## SET EXERCISE
Give only the count of lines containing "Типичные".

## Collected data
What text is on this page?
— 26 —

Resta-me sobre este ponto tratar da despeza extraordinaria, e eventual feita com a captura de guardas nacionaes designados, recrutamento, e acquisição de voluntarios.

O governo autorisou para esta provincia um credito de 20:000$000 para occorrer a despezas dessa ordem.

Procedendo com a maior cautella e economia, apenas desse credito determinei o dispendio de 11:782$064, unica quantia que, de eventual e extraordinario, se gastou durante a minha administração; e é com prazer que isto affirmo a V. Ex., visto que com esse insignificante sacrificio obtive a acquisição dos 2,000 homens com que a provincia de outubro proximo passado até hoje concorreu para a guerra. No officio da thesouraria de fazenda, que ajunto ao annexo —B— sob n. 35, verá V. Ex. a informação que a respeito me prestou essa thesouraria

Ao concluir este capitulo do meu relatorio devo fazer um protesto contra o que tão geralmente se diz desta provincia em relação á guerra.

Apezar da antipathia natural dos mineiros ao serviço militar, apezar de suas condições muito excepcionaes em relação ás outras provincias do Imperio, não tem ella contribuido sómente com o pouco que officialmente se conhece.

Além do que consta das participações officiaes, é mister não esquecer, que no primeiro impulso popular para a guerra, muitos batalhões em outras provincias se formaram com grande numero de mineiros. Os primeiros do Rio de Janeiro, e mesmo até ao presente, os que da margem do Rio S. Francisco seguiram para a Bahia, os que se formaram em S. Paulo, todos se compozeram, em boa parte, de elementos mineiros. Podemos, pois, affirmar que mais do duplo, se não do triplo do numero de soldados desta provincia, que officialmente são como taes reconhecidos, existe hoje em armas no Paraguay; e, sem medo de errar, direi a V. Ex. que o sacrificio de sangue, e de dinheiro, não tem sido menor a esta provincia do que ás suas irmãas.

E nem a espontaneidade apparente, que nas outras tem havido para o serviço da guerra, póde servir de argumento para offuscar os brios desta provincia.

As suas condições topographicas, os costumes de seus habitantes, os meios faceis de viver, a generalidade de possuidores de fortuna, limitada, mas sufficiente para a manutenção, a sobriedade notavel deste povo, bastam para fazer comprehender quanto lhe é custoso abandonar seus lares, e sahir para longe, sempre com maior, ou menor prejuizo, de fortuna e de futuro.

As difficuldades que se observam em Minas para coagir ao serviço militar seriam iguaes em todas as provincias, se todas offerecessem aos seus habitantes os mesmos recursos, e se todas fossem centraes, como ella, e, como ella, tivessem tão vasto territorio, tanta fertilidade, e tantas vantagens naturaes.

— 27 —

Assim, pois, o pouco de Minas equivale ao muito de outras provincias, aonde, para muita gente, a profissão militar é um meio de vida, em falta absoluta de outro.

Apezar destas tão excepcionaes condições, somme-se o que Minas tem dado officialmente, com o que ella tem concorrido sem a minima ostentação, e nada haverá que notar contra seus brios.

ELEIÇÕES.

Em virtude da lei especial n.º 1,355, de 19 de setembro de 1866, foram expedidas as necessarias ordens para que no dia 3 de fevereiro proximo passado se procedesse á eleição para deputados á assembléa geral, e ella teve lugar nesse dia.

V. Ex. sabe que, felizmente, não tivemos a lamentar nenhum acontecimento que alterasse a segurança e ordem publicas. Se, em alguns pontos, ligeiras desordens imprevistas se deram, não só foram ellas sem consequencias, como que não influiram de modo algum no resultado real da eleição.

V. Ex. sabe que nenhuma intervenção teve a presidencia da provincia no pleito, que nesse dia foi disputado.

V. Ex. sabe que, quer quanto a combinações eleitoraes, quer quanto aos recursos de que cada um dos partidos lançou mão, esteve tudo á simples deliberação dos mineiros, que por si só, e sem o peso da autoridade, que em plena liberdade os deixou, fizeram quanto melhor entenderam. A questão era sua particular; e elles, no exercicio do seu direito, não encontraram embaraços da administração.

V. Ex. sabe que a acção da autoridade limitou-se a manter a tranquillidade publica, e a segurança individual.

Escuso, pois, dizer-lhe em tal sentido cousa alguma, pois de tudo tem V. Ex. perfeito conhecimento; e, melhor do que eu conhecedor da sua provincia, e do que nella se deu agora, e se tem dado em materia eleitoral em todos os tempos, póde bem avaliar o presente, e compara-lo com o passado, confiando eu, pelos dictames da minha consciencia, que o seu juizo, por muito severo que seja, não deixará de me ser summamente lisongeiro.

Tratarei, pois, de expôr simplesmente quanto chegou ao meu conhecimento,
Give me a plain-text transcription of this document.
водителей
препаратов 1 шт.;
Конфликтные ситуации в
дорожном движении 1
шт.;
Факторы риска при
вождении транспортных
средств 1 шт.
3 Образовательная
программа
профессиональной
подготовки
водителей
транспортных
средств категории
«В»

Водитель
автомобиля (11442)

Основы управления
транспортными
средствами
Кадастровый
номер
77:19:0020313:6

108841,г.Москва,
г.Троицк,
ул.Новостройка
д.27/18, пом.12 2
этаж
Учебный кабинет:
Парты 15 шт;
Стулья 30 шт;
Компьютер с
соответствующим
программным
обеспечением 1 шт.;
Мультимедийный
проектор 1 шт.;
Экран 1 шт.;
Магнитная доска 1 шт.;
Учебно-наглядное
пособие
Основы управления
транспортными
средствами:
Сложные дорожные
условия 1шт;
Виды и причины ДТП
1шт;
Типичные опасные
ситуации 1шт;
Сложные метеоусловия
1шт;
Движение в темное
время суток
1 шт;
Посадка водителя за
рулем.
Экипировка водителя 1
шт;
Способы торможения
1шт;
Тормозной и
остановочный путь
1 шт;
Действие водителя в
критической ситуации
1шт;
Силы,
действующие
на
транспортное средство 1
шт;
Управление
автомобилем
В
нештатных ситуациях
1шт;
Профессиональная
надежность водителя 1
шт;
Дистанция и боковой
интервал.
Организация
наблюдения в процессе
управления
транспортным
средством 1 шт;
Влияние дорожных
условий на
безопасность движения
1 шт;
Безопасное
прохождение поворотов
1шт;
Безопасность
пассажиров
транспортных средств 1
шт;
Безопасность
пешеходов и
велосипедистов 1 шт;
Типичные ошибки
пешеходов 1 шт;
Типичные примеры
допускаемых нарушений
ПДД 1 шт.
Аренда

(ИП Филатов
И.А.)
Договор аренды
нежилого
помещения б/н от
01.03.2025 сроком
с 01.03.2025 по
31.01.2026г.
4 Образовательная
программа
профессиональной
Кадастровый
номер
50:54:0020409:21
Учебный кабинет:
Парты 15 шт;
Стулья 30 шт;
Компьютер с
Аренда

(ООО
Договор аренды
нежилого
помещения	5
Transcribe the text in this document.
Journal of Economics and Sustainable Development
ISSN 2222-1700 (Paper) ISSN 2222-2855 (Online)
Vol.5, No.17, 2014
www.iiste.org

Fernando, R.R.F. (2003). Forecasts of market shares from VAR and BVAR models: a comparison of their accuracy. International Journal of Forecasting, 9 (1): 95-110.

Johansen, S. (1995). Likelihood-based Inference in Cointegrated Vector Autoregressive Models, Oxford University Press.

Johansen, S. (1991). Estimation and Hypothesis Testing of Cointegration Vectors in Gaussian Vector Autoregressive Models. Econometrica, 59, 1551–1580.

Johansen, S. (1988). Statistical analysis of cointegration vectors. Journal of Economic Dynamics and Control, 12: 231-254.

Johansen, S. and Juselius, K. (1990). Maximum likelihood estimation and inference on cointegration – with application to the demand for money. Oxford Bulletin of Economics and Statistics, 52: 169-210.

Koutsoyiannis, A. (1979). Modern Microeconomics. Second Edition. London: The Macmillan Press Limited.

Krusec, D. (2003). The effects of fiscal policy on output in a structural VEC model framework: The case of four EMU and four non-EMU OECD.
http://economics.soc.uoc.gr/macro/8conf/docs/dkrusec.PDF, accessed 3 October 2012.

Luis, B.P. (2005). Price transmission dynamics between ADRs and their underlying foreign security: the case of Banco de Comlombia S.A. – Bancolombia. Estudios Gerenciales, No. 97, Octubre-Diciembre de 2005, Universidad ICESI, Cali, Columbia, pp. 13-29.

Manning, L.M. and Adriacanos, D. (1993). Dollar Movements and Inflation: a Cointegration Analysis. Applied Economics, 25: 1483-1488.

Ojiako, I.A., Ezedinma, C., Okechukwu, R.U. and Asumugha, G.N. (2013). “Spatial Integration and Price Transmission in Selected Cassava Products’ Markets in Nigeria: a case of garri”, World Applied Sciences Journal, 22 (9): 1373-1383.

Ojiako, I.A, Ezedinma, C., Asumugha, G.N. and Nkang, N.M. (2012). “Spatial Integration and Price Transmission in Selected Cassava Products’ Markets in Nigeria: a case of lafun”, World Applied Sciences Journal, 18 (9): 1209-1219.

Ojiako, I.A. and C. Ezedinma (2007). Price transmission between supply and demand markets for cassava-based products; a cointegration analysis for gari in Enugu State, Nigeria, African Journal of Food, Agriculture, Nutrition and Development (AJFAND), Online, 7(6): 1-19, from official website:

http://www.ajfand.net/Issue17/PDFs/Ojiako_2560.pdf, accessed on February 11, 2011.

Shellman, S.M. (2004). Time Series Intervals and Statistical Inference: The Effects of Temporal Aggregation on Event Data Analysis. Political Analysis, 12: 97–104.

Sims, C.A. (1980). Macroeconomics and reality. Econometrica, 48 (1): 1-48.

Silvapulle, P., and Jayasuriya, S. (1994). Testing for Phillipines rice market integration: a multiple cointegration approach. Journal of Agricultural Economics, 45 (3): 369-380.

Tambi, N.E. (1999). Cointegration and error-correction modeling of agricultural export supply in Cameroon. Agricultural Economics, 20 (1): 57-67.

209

## SOLUTION FOR THIS PROBLEM
3